Saved data entries:
━━━━━━━━

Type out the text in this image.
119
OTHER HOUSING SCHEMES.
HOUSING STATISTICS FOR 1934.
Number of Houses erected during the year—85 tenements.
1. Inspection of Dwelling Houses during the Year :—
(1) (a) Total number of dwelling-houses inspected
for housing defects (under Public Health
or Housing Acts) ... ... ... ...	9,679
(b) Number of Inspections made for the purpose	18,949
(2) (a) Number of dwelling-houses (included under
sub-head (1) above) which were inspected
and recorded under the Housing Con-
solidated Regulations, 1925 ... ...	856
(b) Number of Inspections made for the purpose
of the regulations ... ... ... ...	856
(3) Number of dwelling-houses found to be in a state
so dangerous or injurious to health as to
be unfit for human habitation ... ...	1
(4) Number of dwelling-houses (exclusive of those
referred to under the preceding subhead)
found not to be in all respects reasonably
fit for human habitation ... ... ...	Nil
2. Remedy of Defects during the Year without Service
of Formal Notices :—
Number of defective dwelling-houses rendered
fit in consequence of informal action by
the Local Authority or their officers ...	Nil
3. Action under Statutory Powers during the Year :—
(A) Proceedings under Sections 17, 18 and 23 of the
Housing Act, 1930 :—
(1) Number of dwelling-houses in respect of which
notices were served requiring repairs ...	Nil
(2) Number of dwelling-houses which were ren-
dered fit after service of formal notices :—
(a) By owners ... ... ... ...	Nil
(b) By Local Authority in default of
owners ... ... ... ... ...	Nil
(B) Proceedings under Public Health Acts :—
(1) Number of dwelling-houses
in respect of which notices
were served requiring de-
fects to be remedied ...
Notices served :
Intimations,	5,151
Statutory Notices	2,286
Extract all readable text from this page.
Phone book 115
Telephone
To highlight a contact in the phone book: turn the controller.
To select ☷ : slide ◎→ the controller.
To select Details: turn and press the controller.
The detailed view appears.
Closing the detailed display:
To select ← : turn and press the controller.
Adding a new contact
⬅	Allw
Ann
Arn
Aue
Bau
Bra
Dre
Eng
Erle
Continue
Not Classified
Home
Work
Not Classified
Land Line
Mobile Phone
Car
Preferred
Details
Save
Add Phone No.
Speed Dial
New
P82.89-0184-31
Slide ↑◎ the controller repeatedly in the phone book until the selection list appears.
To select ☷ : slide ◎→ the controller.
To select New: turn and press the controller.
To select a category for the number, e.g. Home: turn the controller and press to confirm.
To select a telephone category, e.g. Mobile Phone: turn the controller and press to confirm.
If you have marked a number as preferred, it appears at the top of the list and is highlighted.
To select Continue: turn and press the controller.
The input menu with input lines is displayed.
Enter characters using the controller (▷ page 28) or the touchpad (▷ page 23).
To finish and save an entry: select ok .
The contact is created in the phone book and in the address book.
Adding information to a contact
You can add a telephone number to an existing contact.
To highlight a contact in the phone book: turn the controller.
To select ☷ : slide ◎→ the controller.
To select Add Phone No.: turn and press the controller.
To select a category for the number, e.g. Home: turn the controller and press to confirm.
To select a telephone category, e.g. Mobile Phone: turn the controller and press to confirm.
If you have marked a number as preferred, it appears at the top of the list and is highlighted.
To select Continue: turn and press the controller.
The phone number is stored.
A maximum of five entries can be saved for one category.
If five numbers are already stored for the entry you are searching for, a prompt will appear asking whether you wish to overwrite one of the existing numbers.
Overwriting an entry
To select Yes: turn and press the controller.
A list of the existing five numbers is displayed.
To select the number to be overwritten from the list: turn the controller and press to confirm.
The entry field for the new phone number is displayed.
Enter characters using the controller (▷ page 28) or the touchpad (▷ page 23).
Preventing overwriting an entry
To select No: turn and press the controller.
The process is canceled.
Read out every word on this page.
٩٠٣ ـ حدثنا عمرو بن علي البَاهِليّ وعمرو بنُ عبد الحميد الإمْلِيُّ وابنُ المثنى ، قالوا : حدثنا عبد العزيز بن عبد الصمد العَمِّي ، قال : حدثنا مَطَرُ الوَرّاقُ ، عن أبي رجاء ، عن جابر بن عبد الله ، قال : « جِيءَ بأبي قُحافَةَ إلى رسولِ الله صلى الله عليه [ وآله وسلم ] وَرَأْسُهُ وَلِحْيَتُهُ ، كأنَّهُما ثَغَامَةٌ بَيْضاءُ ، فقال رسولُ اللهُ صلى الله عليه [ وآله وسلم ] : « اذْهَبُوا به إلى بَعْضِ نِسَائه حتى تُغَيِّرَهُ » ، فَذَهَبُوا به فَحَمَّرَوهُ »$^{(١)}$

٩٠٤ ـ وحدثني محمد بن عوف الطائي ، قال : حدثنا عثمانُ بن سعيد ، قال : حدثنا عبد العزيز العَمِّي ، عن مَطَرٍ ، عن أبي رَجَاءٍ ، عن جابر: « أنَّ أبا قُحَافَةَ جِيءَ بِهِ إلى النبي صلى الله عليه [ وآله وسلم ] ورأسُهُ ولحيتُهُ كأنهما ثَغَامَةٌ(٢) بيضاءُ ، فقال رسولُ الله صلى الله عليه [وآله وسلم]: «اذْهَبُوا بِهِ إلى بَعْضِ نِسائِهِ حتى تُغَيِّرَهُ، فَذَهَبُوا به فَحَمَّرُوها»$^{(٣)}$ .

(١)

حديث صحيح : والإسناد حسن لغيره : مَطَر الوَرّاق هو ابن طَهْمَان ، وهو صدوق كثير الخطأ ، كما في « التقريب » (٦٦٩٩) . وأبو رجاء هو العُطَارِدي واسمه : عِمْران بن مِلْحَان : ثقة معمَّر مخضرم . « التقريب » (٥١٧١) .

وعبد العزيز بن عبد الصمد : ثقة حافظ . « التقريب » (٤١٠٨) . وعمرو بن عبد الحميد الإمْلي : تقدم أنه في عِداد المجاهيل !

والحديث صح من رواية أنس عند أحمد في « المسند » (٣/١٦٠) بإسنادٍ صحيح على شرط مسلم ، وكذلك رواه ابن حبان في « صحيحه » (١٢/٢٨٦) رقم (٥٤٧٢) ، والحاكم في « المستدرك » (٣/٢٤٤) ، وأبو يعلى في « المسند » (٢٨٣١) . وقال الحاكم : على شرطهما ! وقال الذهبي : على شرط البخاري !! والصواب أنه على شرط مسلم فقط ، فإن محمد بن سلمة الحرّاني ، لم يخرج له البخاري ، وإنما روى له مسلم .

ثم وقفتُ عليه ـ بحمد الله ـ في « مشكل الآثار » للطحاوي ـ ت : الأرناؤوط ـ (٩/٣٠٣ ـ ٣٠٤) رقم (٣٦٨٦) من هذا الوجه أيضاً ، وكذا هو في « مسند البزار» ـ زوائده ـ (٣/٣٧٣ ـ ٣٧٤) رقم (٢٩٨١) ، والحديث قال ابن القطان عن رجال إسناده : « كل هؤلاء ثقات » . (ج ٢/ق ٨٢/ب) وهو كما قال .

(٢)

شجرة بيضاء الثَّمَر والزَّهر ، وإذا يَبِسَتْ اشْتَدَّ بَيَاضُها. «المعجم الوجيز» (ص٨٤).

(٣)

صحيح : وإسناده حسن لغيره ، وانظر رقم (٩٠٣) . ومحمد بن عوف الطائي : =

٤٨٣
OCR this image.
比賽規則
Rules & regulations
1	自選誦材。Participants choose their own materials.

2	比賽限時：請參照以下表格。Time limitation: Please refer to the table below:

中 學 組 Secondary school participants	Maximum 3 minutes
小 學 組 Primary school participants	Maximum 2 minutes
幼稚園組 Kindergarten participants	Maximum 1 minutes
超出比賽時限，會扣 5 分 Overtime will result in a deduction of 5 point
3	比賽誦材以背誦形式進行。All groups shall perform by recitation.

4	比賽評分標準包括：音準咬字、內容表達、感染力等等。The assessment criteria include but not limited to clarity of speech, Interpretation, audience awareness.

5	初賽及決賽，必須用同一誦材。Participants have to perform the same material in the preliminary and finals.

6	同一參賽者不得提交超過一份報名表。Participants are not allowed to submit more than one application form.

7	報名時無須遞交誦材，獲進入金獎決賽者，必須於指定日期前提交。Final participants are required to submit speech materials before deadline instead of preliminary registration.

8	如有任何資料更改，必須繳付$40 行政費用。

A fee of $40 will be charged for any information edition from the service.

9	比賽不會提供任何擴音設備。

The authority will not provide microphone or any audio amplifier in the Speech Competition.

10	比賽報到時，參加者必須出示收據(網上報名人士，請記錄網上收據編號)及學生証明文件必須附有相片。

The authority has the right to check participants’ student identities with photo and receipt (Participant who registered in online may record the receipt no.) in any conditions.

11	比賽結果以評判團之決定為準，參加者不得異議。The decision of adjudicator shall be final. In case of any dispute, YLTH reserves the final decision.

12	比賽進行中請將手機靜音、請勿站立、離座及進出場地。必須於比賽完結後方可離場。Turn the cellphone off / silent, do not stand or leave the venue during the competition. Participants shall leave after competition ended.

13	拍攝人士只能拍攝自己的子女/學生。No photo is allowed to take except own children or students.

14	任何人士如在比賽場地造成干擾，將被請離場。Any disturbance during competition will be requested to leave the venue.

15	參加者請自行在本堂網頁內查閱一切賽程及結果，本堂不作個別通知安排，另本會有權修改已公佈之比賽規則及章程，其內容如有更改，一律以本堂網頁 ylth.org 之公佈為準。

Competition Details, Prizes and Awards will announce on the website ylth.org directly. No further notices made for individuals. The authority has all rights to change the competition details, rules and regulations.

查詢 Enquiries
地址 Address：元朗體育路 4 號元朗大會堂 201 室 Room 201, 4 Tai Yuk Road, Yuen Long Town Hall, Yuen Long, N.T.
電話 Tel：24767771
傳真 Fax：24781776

━━━━━━━━

● To do: Copy out every line of the material above that mentions the word "stored".

● Written response:
The phone number is stored.
If five numbers are already stored for the entry you are searching for, a prompt will appear asking whether you wish to overwrite one of the existing numbers.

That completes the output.